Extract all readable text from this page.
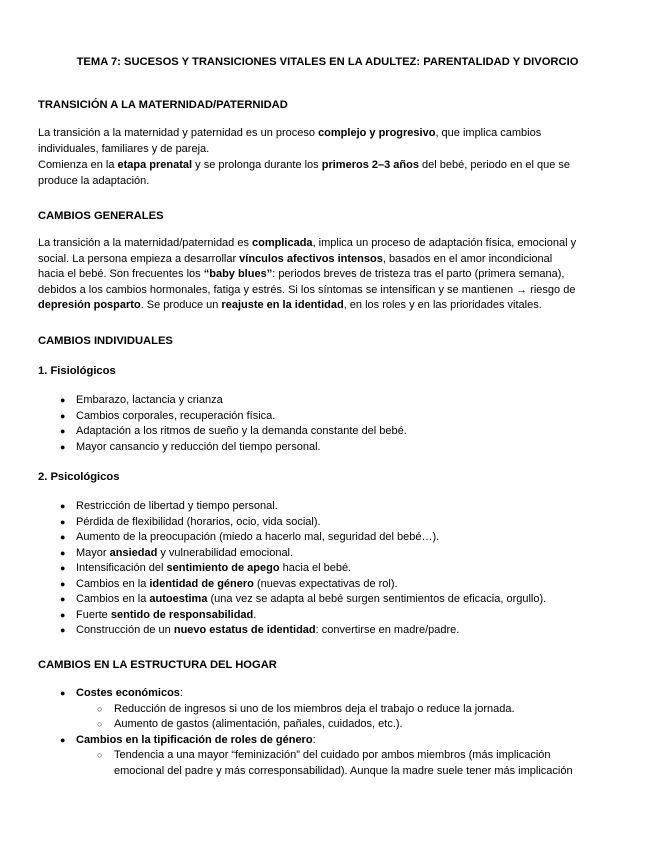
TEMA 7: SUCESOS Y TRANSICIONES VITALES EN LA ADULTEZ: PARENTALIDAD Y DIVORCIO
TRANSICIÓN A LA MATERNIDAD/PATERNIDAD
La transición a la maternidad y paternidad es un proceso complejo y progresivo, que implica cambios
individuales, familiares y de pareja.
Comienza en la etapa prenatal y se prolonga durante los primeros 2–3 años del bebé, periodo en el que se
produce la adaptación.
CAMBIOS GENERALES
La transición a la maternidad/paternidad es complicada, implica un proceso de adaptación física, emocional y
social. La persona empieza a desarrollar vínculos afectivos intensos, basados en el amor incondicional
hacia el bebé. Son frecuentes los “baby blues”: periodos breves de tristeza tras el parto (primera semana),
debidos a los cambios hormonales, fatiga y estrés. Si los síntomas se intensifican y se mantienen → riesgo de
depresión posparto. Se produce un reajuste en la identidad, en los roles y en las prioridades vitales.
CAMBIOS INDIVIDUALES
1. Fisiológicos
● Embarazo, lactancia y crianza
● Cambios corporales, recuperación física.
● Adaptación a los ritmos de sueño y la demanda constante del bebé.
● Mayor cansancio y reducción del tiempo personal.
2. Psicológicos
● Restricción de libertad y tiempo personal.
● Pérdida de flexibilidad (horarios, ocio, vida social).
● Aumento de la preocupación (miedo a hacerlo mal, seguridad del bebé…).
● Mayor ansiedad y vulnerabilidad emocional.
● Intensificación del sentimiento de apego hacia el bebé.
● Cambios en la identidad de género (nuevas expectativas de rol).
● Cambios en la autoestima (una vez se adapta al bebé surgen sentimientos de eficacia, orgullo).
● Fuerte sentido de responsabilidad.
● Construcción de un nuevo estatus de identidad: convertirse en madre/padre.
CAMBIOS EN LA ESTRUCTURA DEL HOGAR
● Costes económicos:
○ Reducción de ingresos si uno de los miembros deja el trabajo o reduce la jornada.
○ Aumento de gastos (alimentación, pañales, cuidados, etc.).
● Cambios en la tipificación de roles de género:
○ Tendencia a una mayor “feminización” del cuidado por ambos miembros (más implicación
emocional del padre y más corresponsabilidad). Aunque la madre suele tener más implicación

——

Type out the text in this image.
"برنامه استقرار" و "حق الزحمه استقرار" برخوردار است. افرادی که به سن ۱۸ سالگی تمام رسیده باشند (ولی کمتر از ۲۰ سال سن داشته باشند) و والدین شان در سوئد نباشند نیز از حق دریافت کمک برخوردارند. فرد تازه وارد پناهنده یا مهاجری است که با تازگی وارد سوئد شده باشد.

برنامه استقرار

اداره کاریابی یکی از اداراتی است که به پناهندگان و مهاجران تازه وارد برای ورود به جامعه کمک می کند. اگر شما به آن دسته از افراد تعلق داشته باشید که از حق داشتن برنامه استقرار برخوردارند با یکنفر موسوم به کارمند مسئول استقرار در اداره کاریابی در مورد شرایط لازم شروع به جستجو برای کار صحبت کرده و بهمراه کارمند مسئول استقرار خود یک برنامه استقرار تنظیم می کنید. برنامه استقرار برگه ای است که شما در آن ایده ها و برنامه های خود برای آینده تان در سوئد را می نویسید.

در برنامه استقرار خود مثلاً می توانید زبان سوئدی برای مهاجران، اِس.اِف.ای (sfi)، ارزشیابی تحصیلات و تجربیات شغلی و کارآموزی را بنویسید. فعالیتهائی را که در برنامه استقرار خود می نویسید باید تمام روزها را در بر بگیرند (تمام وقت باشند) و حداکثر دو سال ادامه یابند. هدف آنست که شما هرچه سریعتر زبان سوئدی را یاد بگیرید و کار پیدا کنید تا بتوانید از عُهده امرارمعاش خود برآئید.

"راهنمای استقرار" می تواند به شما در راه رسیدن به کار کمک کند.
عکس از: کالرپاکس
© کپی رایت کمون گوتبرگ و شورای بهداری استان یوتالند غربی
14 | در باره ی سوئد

——

List every line above containing the word "identidad".

**Result of the exercise:**
depresión posparto. Se produce un reajuste en la identidad, en los roles y en las prioridades vitales.
● Cambios en la identidad de género (nuevas expectativas de rol).
● Construcción de un nuevo estatus de identidad: convertirse en madre/padre.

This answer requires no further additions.